§ **Problem**
Please print every record below exactly as it appears.
:::::
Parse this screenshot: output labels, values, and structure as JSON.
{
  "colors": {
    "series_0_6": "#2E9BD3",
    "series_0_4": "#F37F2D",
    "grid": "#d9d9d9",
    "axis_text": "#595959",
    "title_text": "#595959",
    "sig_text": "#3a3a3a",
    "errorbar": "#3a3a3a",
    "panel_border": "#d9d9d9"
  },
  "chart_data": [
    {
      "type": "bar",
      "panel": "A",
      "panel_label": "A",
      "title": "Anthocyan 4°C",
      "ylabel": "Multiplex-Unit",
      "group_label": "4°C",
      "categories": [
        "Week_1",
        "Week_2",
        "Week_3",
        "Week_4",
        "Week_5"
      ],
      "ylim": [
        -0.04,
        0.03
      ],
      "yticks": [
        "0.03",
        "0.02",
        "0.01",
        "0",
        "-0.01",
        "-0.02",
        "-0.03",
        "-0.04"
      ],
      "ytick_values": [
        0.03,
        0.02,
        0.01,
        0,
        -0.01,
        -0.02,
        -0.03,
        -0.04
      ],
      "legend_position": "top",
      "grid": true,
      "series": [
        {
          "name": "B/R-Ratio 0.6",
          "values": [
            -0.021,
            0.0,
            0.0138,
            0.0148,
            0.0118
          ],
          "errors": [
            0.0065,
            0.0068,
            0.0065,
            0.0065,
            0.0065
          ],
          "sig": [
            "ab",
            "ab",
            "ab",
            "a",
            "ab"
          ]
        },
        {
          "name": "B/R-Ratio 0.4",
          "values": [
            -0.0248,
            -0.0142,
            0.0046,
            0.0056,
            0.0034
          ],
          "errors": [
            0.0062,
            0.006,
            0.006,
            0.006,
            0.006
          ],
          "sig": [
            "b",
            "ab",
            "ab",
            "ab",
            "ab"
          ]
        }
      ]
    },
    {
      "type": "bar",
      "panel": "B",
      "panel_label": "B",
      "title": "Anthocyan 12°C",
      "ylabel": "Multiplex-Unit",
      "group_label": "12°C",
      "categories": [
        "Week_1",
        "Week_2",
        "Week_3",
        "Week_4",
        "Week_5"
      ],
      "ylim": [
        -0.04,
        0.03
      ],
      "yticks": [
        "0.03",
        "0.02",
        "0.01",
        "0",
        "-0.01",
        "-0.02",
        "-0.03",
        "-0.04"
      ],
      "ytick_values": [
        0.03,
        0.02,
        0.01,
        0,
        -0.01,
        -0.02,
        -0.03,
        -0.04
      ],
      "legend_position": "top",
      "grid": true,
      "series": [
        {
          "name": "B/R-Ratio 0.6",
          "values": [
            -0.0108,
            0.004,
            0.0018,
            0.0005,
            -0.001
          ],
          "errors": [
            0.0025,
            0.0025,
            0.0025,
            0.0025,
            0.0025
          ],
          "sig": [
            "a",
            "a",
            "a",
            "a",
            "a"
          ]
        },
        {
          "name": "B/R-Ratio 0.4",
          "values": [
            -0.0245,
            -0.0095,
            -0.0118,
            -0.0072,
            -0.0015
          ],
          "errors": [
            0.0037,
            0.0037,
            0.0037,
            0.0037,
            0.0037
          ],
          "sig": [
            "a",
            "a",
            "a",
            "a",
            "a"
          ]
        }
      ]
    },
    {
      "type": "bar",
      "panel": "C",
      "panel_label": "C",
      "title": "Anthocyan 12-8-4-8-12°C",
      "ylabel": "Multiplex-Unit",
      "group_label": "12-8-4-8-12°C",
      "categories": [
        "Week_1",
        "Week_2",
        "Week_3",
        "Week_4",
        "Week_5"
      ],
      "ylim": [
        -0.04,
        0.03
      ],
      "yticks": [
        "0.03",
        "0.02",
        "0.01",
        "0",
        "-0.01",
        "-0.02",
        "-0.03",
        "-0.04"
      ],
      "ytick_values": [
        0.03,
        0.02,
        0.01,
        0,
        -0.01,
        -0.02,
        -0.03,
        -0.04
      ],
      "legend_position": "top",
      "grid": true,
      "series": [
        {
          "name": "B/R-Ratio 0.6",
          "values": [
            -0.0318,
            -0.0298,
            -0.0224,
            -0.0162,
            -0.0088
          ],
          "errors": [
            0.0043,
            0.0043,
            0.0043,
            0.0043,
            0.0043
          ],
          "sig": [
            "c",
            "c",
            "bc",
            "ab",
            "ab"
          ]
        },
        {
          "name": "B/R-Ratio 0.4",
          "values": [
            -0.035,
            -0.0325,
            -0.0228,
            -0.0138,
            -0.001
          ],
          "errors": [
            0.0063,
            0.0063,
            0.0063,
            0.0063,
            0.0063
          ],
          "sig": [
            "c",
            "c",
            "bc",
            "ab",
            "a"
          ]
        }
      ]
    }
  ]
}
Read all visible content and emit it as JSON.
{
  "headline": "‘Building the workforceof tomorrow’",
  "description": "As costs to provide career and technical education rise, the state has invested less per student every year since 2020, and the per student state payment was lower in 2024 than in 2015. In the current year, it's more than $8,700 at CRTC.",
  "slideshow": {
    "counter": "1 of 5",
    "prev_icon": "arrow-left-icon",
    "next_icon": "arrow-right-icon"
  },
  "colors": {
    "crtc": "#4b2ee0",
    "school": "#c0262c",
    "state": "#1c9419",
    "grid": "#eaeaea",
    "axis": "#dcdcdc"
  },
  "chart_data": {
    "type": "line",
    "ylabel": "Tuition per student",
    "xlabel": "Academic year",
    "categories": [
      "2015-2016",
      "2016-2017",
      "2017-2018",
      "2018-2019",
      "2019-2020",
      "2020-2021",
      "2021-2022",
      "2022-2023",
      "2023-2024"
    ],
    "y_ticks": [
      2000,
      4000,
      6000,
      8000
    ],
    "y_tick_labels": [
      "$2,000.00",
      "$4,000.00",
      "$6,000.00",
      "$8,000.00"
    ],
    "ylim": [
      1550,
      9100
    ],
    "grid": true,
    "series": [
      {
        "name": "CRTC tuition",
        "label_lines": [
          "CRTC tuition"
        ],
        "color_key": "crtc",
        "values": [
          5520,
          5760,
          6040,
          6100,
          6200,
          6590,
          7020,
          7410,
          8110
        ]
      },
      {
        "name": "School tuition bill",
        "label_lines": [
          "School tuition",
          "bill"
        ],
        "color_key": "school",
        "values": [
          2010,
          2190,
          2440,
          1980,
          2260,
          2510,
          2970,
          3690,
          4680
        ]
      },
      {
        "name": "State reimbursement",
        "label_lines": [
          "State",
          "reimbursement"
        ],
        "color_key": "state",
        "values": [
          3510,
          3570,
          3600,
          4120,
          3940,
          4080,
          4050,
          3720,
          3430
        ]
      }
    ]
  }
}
:::::
§ **Exercise solution**
Parse this screenshot: output labels, values, and structure as JSON.
{
  "colors": {
    "series_0_6": "#2E9BD3",
    "series_0_4": "#F37F2D",
    "grid": "#d9d9d9",
    "axis_text": "#595959",
    "title_text": "#595959",
    "sig_text": "#3a3a3a",
    "errorbar": "#3a3a3a",
    "panel_border": "#d9d9d9"
  },
  "chart_data": [
    {
      "type": "bar",
      "panel": "A",
      "panel_label": "A",
      "title": "Anthocyan 4°C",
      "ylabel": "Multiplex-Unit",
      "group_label": "4°C",
      "categories": [
        "Week_1",
        "Week_2",
        "Week_3",
        "Week_4",
        "Week_5"
      ],
      "ylim": [
        -0.04,
        0.03
      ],
      "yticks": [
        "0.03",
        "0.02",
        "0.01",
        "0",
        "-0.01",
        "-0.02",
        "-0.03",
        "-0.04"
      ],
      "ytick_values": [
        0.03,
        0.02,
        0.01,
        0,
        -0.01,
        -0.02,
        -0.03,
        -0.04
      ],
      "legend_position": "top",
      "grid": true,
      "series": [
        {
          "name": "B/R-Ratio 0.6",
          "values": [
            -0.021,
            0.0,
            0.0138,
            0.0148,
            0.0118
          ],
          "errors": [
            0.0065,
            0.0068,
            0.0065,
            0.0065,
            0.0065
          ],
          "sig": [
            "ab",
            "ab",
            "ab",
            "a",
            "ab"
          ]
        },
        {
          "name": "B/R-Ratio 0.4",
          "values": [
            -0.0248,
            -0.0142,
            0.0046,
            0.0056,
            0.0034
          ],
          "errors": [
            0.0062,
            0.006,
            0.006,
            0.006,
            0.006
          ],
          "sig": [
            "b",
            "ab",
            "ab",
            "ab",
            "ab"
          ]
        }
      ]
    },
    {
      "type": "bar",
      "panel": "B",
      "panel_label": "B",
      "title": "Anthocyan 12°C",
      "ylabel": "Multiplex-Unit",
      "group_label": "12°C",
      "categories": [
        "Week_1",
        "Week_2",
        "Week_3",
        "Week_4",
        "Week_5"
      ],
      "ylim": [
        -0.04,
        0.03
      ],
      "yticks": [
        "0.03",
        "0.02",
        "0.01",
        "0",
        "-0.01",
        "-0.02",
        "-0.03",
        "-0.04"
      ],
      "ytick_values": [
        0.03,
        0.02,
        0.01,
        0,
        -0.01,
        -0.02,
        -0.03,
        -0.04
      ],
      "legend_position": "top",
      "grid": true,
      "series": [
        {
          "name": "B/R-Ratio 0.6",
          "values": [
            -0.0108,
            0.004,
            0.0018,
            0.0005,
            -0.001
          ],
          "errors": [
            0.0025,
            0.0025,
            0.0025,
            0.0025,
            0.0025
          ],
          "sig": [
            "a",
            "a",
            "a",
            "a",
            "a"
          ]
        },
        {
          "name": "B/R-Ratio 0.4",
          "values": [
            -0.0245,
            -0.0095,
            -0.0118,
            -0.0072,
            -0.0015
          ],
          "errors": [
            0.0037,
            0.0037,
            0.0037,
            0.0037,
            0.0037
          ],
          "sig": [
            "a",
            "a",
            "a",
            "a",
            "a"
          ]
        }
      ]
    },
    {
      "type": "bar",
      "panel": "C",
      "panel_label": "C",
      "title": "Anthocyan 12-8-4-8-12°C",
      "ylabel": "Multiplex-Unit",
      "group_label": "12-8-4-8-12°C",
      "categories": [
        "Week_1",
        "Week_2",
        "Week_3",
        "Week_4",
        "Week_5"
      ],
      "ylim": [
        -0.04,
        0.03
      ],
      "yticks": [
        "0.03",
        "0.02",
        "0.01",
        "0",
        "-0.01",
        "-0.02",
        "-0.03",
        "-0.04"
      ],
      "ytick_values": [
        0.03,
        0.02,
        0.01,
        0,
        -0.01,
        -0.02,
        -0.03,
        -0.04
      ],
      "legend_position": "top",
      "grid": true,
      "series": [
        {
          "name": "B/R-Ratio 0.6",
          "values": [
            -0.0318,
            -0.0298,
            -0.0224,
            -0.0162,
            -0.0088
          ],
          "errors": [
            0.0043,
            0.0043,
            0.0043,
            0.0043,
            0.0043
          ],
          "sig": [
            "c",
            "c",
            "bc",
            "ab",
            "ab"
          ]
        },
        {
          "name": "B/R-Ratio 0.4",
          "values": [
            -0.035,
            -0.0325,
            -0.0228,
            -0.0138,
            -0.001
          ],
          "errors": [
            0.0063,
            0.0063,
            0.0063,
            0.0063,
            0.0063
          ],
          "sig": [
            "c",
            "c",
            "bc",
            "ab",
            "a"
          ]
        }
      ]
    }
  ]
}
Read all visible content and emit it as JSON.
{
  "headline": "‘Building the workforceof tomorrow’",
  "description": "As costs to provide career and technical education rise, the state has invested less per student every year since 2020, and the per student state payment was lower in 2024 than in 2015. In the current year, it's more than $8,700 at CRTC.",
  "slideshow": {
    "counter": "1 of 5",
    "prev_icon": "arrow-left-icon",
    "next_icon": "arrow-right-icon"
  },
  "colors": {
    "crtc": "#4b2ee0",
    "school": "#c0262c",
    "state": "#1c9419",
    "grid": "#eaeaea",
    "axis": "#dcdcdc"
  },
  "chart_data": {
    "type": "line",
    "ylabel": "Tuition per student",
    "xlabel": "Academic year",
    "categories": [
      "2015-2016",
      "2016-2017",
      "2017-2018",
      "2018-2019",
      "2019-2020",
      "2020-2021",
      "2021-2022",
      "2022-2023",
      "2023-2024"
    ],
    "y_ticks": [
      2000,
      4000,
      6000,
      8000
    ],
    "y_tick_labels": [
      "$2,000.00",
      "$4,000.00",
      "$6,000.00",
      "$8,000.00"
    ],
    "ylim": [
      1550,
      9100
    ],
    "grid": true,
    "series": [
      {
        "name": "CRTC tuition",
        "label_lines": [
          "CRTC tuition"
        ],
        "color_key": "crtc",
        "values": [
          5520,
          5760,
          6040,
          6100,
          6200,
          6590,
          7020,
          7410,
          8110
        ]
      },
      {
        "name": "School tuition bill",
        "label_lines": [
          "School tuition",
          "bill"
        ],
        "color_key": "school",
        "values": [
          2010,
          2190,
          2440,
          1980,
          2260,
          2510,
          2970,
          3690,
          4680
        ]
      },
      {
        "name": "State reimbursement",
        "label_lines": [
          "State",
          "reimbursement"
        ],
        "color_key": "state",
        "values": [
          3510,
          3570,
          3600,
          4120,
          3940,
          4080,
          4050,
          3720,
          3430
        ]
      }
    ]
  }
}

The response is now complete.